Copy out each line of the material below that holds the string "hoặc".
* * *
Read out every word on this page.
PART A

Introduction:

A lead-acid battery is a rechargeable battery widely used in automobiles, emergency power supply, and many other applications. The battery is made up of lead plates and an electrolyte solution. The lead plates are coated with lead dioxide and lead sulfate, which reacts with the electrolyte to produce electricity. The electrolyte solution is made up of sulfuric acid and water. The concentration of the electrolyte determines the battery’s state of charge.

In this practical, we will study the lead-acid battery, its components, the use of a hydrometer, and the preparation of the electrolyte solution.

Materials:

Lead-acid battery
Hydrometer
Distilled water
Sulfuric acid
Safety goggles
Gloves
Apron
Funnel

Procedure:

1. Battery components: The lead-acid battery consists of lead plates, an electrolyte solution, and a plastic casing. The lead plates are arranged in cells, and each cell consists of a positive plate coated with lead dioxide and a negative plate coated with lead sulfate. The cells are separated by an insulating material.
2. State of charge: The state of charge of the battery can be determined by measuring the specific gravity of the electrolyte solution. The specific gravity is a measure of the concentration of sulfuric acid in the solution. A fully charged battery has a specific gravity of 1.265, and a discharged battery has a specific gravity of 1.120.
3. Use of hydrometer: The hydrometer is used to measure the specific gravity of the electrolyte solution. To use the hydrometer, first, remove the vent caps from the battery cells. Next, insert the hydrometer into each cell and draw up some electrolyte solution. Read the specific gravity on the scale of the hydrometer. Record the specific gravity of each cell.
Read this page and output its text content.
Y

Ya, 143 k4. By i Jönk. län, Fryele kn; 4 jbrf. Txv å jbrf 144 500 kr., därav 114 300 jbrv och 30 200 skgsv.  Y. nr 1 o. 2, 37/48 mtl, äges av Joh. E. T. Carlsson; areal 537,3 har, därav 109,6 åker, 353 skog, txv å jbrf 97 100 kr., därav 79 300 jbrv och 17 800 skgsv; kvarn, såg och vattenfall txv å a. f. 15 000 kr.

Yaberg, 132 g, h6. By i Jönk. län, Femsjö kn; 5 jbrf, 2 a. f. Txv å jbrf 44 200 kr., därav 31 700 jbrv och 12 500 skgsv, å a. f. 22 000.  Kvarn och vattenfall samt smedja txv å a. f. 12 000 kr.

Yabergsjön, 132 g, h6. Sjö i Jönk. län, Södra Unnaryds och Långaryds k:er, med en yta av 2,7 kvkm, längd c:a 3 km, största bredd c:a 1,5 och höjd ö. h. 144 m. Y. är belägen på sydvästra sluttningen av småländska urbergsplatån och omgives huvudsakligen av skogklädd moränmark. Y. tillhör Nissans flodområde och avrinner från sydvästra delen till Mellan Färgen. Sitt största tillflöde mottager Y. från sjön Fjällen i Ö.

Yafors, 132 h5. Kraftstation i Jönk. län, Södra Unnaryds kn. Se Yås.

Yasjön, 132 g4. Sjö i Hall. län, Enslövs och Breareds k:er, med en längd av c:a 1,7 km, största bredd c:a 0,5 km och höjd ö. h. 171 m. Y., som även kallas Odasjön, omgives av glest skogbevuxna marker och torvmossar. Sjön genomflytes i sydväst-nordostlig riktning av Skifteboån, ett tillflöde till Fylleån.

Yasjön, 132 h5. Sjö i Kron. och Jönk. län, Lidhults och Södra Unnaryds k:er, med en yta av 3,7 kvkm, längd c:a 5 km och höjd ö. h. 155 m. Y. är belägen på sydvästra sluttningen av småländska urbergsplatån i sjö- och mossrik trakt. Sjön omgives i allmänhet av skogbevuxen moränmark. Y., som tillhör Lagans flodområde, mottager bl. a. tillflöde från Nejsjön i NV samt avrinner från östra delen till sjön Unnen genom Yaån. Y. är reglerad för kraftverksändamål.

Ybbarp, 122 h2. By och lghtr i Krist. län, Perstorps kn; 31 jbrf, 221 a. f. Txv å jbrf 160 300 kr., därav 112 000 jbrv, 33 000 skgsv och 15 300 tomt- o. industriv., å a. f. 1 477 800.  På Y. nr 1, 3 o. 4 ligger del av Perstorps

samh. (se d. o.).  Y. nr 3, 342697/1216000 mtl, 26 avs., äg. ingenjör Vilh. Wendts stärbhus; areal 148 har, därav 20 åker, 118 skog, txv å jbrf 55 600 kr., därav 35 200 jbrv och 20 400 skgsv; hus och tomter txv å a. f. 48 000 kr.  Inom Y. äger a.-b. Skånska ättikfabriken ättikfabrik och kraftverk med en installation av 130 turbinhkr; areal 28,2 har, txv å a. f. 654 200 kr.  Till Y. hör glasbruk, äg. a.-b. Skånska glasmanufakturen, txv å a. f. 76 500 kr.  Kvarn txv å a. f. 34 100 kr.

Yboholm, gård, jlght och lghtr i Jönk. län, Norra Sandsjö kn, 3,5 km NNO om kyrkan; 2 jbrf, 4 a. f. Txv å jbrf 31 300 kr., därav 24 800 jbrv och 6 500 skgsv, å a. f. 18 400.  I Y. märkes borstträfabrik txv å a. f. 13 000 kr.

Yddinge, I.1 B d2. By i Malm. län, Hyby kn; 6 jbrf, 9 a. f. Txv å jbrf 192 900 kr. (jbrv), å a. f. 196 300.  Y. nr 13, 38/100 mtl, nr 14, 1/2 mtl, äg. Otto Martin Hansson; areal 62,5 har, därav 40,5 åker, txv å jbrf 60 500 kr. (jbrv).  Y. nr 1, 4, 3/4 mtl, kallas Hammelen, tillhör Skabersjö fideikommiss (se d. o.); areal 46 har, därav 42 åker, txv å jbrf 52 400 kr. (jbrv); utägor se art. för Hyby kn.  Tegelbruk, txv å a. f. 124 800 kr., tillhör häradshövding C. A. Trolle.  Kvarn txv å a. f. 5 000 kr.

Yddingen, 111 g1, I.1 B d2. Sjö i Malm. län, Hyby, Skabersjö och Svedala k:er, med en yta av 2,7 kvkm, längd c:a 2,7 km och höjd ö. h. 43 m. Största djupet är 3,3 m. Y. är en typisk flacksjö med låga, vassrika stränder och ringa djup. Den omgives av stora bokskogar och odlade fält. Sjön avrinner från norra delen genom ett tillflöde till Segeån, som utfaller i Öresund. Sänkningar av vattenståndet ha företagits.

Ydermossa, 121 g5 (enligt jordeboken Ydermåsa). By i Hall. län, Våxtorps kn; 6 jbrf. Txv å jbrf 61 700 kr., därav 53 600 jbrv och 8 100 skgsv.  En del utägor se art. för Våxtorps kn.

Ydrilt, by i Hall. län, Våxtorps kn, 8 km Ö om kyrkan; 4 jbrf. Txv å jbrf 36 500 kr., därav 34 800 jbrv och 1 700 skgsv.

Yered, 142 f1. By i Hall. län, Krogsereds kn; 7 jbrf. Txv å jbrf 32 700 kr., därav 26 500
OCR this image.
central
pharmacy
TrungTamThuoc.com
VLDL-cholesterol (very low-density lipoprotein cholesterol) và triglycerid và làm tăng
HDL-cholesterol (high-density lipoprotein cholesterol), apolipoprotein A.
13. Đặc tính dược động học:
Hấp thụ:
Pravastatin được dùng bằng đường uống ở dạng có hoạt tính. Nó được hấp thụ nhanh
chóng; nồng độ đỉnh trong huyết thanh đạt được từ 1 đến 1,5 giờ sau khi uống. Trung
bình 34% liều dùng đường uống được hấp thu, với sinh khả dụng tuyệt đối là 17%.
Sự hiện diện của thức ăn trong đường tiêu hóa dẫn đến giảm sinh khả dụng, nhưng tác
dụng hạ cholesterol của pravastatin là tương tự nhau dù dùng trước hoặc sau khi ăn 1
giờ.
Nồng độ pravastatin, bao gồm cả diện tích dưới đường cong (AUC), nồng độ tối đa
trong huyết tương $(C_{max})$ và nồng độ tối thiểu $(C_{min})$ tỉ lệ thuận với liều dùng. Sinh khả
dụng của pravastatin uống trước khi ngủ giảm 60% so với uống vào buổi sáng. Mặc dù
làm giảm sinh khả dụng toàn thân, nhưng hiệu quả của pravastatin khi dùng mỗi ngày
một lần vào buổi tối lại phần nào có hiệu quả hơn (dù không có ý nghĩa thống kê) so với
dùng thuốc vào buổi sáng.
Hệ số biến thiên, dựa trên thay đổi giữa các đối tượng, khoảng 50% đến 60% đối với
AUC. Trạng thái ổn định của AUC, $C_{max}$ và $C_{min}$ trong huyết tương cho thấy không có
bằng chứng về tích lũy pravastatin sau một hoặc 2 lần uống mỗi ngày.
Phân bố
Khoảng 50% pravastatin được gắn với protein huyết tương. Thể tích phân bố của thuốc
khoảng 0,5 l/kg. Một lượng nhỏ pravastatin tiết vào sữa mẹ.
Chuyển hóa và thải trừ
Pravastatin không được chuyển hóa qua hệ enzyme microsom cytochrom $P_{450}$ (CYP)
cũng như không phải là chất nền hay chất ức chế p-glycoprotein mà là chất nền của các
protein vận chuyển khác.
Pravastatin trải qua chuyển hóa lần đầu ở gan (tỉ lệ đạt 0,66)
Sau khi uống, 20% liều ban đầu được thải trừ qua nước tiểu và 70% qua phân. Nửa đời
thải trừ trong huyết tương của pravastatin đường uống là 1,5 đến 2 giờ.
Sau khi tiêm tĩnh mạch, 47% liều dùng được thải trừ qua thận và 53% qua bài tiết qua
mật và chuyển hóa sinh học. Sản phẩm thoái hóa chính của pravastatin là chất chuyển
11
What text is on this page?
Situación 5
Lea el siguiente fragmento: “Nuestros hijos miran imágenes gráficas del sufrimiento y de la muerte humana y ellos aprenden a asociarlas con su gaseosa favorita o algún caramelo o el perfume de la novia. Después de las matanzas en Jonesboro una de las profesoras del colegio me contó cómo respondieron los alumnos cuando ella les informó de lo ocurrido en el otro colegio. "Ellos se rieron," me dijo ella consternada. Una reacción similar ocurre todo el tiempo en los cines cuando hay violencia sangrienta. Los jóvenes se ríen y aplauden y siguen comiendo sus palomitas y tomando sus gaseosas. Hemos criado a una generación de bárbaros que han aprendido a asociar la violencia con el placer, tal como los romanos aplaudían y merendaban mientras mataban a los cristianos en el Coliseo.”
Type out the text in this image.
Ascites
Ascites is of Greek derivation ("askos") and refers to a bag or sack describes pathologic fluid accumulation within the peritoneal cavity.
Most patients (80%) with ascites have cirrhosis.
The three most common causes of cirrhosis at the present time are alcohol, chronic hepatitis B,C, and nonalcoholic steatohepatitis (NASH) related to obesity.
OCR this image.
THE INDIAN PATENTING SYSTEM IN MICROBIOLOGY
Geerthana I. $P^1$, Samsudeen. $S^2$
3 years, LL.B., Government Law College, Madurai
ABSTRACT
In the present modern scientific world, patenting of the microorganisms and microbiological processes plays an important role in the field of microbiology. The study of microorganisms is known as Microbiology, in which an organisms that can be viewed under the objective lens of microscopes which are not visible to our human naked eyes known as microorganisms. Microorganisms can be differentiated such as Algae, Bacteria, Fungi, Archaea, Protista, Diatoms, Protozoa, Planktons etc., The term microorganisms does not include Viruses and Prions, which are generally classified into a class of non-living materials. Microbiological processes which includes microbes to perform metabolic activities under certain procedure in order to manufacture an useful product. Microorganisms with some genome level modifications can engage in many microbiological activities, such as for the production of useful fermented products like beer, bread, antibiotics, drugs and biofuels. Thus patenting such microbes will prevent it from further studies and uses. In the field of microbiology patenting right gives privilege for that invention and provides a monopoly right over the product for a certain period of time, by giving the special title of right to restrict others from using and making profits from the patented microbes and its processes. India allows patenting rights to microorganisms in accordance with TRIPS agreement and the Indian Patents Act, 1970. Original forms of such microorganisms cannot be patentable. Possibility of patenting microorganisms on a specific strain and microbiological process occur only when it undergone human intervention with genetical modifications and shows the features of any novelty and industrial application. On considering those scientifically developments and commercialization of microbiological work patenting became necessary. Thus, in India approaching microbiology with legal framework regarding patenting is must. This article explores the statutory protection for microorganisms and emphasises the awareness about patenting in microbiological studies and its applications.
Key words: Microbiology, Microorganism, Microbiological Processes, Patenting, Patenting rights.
* * *
Exercise answer =>
dụng hạ cholesterol của pravastatin là tương tự nhau dù dùng trước hoặc sau khi ăn 1
bằng chứng về tích lũy pravastatin sau một hoặc 2 lần uống mỗi ngày.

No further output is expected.